*CHALLENGE*.
Quote each record exactly, please, leaving none out.

# DATA SUPPLIED start

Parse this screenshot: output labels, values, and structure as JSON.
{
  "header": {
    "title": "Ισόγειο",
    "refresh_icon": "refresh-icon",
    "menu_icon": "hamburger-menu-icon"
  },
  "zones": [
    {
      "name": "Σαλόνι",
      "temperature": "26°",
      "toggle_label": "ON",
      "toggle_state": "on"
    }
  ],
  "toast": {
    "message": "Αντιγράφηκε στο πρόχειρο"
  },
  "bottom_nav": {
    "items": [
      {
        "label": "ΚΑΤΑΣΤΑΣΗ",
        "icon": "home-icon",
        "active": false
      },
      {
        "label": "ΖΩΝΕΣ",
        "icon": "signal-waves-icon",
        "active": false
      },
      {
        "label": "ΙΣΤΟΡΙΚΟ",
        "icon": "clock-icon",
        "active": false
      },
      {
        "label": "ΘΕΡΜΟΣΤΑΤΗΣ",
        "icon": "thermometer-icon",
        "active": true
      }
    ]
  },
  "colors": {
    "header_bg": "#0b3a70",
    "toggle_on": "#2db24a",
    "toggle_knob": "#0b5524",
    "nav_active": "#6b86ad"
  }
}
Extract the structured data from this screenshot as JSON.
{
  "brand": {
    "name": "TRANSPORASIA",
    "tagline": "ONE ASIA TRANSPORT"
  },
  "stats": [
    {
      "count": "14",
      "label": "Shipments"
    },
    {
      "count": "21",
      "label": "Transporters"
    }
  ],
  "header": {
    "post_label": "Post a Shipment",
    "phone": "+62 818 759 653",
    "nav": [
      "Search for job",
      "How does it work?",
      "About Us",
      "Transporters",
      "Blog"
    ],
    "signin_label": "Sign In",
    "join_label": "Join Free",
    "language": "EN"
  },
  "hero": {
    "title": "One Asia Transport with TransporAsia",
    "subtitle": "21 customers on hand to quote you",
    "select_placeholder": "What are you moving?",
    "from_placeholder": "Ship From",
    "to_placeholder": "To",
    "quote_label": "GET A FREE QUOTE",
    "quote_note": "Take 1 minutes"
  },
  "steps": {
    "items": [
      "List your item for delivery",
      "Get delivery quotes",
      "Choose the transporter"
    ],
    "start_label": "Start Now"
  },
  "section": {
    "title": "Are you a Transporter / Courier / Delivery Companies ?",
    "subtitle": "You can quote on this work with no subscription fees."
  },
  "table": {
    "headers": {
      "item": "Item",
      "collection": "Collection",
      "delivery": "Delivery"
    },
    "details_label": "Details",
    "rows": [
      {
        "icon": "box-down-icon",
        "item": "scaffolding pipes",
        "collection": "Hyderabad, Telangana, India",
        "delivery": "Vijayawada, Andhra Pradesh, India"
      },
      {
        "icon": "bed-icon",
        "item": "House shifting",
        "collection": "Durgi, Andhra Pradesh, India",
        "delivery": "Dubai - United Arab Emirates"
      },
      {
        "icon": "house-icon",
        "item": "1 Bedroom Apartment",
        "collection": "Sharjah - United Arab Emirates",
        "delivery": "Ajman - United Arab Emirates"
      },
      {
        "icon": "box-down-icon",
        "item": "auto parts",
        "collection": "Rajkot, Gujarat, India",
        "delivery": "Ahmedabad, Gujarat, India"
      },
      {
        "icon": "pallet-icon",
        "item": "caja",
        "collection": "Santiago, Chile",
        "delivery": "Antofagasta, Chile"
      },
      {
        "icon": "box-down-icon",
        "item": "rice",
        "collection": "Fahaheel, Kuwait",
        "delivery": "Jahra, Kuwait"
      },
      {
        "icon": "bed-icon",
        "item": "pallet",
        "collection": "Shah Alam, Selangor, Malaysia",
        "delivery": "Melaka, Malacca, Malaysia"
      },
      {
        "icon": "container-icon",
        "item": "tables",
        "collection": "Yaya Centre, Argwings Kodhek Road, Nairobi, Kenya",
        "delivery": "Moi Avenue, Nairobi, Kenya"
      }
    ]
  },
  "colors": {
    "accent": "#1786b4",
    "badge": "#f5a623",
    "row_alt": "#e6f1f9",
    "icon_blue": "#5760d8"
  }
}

# DATA SUPPLIED end

*FINISHED ANSWER*.
Parse this screenshot: output labels, values, and structure as JSON.
{
  "header": {
    "title": "Ισόγειο",
    "refresh_icon": "refresh-icon",
    "menu_icon": "hamburger-menu-icon"
  },
  "zones": [
    {
      "name": "Σαλόνι",
      "temperature": "26°",
      "toggle_label": "ON",
      "toggle_state": "on"
    }
  ],
  "toast": {
    "message": "Αντιγράφηκε στο πρόχειρο"
  },
  "bottom_nav": {
    "items": [
      {
        "label": "ΚΑΤΑΣΤΑΣΗ",
        "icon": "home-icon",
        "active": false
      },
      {
        "label": "ΖΩΝΕΣ",
        "icon": "signal-waves-icon",
        "active": false
      },
      {
        "label": "ΙΣΤΟΡΙΚΟ",
        "icon": "clock-icon",
        "active": false
      },
      {
        "label": "ΘΕΡΜΟΣΤΑΤΗΣ",
        "icon": "thermometer-icon",
        "active": true
      }
    ]
  },
  "colors": {
    "header_bg": "#0b3a70",
    "toggle_on": "#2db24a",
    "toggle_knob": "#0b5524",
    "nav_active": "#6b86ad"
  }
}
Extract the structured data from this screenshot as JSON.
{
  "brand": {
    "name": "TRANSPORASIA",
    "tagline": "ONE ASIA TRANSPORT"
  },
  "stats": [
    {
      "count": "14",
      "label": "Shipments"
    },
    {
      "count": "21",
      "label": "Transporters"
    }
  ],
  "header": {
    "post_label": "Post a Shipment",
    "phone": "+62 818 759 653",
    "nav": [
      "Search for job",
      "How does it work?",
      "About Us",
      "Transporters",
      "Blog"
    ],
    "signin_label": "Sign In",
    "join_label": "Join Free",
    "language": "EN"
  },
  "hero": {
    "title": "One Asia Transport with TransporAsia",
    "subtitle": "21 customers on hand to quote you",
    "select_placeholder": "What are you moving?",
    "from_placeholder": "Ship From",
    "to_placeholder": "To",
    "quote_label": "GET A FREE QUOTE",
    "quote_note": "Take 1 minutes"
  },
  "steps": {
    "items": [
      "List your item for delivery",
      "Get delivery quotes",
      "Choose the transporter"
    ],
    "start_label": "Start Now"
  },
  "section": {
    "title": "Are you a Transporter / Courier / Delivery Companies ?",
    "subtitle": "You can quote on this work with no subscription fees."
  },
  "table": {
    "headers": {
      "item": "Item",
      "collection": "Collection",
      "delivery": "Delivery"
    },
    "details_label": "Details",
    "rows": [
      {
        "icon": "box-down-icon",
        "item": "scaffolding pipes",
        "collection": "Hyderabad, Telangana, India",
        "delivery": "Vijayawada, Andhra Pradesh, India"
      },
      {
        "icon": "bed-icon",
        "item": "House shifting",
        "collection": "Durgi, Andhra Pradesh, India",
        "delivery": "Dubai - United Arab Emirates"
      },
      {
        "icon": "house-icon",
        "item": "1 Bedroom Apartment",
        "collection": "Sharjah - United Arab Emirates",
        "delivery": "Ajman - United Arab Emirates"
      },
      {
        "icon": "box-down-icon",
        "item": "auto parts",
        "collection": "Rajkot, Gujarat, India",
        "delivery": "Ahmedabad, Gujarat, India"
      },
      {
        "icon": "pallet-icon",
        "item": "caja",
        "collection": "Santiago, Chile",
        "delivery": "Antofagasta, Chile"
      },
      {
        "icon": "box-down-icon",
        "item": "rice",
        "collection": "Fahaheel, Kuwait",
        "delivery": "Jahra, Kuwait"
      },
      {
        "icon": "bed-icon",
        "item": "pallet",
        "collection": "Shah Alam, Selangor, Malaysia",
        "delivery": "Melaka, Malacca, Malaysia"
      },
      {
        "icon": "container-icon",
        "item": "tables",
        "collection": "Yaya Centre, Argwings Kodhek Road, Nairobi, Kenya",
        "delivery": "Moi Avenue, Nairobi, Kenya"
      }
    ]
  },
  "colors": {
    "accent": "#1786b4",
    "badge": "#f5a623",
    "row_alt": "#e6f1f9",
    "icon_blue": "#5760d8"
  }
}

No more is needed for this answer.